Entries taken from a collection:
◆ ◆ ◆

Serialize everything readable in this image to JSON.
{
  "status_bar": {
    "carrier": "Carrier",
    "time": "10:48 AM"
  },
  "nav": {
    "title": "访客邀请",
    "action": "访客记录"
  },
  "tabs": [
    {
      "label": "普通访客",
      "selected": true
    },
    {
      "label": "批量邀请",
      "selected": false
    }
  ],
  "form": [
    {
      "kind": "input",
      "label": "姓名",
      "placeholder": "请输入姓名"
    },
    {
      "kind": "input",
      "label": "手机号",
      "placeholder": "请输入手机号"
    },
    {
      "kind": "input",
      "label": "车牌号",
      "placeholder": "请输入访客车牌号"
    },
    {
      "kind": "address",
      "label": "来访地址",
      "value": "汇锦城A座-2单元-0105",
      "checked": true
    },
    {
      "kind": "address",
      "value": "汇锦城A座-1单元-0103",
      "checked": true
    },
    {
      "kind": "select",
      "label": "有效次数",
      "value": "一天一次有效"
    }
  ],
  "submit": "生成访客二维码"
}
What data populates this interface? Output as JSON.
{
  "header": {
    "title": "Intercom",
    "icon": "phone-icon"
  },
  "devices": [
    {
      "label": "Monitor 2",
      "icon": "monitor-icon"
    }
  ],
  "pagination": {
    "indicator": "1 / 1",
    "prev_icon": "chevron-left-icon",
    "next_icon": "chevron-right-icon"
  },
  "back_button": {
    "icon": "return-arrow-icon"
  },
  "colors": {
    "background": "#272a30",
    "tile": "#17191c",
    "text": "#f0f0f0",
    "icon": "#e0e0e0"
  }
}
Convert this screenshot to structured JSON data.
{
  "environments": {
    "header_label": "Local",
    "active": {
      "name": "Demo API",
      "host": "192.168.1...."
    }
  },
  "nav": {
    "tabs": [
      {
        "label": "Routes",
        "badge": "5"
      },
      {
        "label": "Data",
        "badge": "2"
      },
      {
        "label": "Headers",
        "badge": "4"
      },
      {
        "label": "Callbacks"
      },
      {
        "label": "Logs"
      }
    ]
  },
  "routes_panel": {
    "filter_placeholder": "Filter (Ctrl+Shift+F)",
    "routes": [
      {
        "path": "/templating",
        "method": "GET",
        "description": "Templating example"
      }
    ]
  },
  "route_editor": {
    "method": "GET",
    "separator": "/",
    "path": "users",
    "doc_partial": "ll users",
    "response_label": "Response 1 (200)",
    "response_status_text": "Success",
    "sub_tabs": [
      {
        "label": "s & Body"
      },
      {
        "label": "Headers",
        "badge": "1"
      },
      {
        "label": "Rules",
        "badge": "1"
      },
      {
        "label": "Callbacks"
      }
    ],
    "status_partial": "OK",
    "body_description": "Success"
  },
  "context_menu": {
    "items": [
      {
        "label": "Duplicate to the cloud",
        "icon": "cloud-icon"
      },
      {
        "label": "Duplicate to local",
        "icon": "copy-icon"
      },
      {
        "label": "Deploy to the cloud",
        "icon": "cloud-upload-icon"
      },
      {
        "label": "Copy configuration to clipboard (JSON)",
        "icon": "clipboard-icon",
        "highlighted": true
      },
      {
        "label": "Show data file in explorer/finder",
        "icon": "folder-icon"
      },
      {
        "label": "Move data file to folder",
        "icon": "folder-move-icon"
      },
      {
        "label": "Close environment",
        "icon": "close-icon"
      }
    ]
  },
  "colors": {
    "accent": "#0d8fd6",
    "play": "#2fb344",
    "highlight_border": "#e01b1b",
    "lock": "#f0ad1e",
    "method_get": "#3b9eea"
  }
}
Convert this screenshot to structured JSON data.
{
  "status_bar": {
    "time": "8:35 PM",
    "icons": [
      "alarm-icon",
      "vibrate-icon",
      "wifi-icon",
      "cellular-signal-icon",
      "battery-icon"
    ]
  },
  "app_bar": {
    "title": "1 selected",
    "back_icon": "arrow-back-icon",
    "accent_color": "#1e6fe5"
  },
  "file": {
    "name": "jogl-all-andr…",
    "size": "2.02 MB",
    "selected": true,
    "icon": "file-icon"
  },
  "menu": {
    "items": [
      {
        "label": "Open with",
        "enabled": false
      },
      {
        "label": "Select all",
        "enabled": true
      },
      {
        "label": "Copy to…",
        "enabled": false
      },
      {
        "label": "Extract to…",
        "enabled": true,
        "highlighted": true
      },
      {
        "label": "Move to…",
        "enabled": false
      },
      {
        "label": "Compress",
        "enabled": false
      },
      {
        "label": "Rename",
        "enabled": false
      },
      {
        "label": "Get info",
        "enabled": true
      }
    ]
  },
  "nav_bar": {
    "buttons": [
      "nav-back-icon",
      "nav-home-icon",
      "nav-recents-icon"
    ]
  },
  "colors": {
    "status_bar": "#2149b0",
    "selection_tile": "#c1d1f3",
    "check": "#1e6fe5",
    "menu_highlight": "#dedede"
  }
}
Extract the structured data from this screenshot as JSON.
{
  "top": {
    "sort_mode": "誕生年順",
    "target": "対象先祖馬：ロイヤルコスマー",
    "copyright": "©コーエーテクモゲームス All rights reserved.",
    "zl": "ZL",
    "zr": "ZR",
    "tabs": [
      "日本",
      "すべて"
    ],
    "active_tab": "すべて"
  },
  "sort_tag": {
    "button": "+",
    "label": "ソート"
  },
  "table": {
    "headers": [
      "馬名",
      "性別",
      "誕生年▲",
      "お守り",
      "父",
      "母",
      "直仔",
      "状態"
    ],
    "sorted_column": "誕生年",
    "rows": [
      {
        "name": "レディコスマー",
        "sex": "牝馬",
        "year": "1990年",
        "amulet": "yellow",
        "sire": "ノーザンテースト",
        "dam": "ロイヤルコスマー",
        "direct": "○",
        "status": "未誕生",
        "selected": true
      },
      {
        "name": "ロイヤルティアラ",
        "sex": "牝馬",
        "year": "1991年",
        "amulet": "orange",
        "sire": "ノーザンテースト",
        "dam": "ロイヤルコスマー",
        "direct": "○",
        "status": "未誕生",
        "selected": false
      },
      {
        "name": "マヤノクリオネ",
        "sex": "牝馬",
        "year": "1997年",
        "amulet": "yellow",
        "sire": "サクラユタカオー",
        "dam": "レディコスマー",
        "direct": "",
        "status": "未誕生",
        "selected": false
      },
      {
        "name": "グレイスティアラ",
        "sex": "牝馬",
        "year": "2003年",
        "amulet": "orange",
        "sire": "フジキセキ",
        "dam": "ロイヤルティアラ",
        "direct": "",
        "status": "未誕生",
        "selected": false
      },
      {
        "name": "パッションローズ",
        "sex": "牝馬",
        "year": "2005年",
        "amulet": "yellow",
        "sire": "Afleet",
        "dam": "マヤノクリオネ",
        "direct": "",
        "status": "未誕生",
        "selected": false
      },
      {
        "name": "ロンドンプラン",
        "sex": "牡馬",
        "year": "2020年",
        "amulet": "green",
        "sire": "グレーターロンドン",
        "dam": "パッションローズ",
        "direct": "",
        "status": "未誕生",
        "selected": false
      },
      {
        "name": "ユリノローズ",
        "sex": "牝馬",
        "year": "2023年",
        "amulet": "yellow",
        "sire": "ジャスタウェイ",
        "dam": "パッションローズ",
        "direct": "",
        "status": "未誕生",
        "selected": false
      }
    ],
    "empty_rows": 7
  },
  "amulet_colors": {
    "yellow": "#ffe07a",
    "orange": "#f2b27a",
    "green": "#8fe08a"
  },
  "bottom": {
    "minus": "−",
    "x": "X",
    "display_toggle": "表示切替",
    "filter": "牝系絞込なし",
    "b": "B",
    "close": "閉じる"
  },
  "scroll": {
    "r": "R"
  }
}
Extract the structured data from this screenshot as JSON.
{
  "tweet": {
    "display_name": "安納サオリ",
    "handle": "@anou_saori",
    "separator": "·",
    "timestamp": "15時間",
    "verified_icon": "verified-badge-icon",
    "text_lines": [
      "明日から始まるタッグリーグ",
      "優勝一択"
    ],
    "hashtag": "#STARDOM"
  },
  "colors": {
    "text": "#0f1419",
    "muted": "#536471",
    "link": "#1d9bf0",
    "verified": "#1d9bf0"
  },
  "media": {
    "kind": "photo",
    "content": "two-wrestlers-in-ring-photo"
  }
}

◆ ◆ ◆

■ **AIM**
Copy every line of the records above that holds the word "sire".

■ **FINISHED EXERCISE**
        "sire": "ノーザンテースト",
        "sire": "ノーザンテースト",
        "sire": "サクラユタカオー",
        "sire": "フジキセキ",
        "sire": "Afleet",
        "sire": "グレーターロンドン",
        "sire": "ジャスタウェイ",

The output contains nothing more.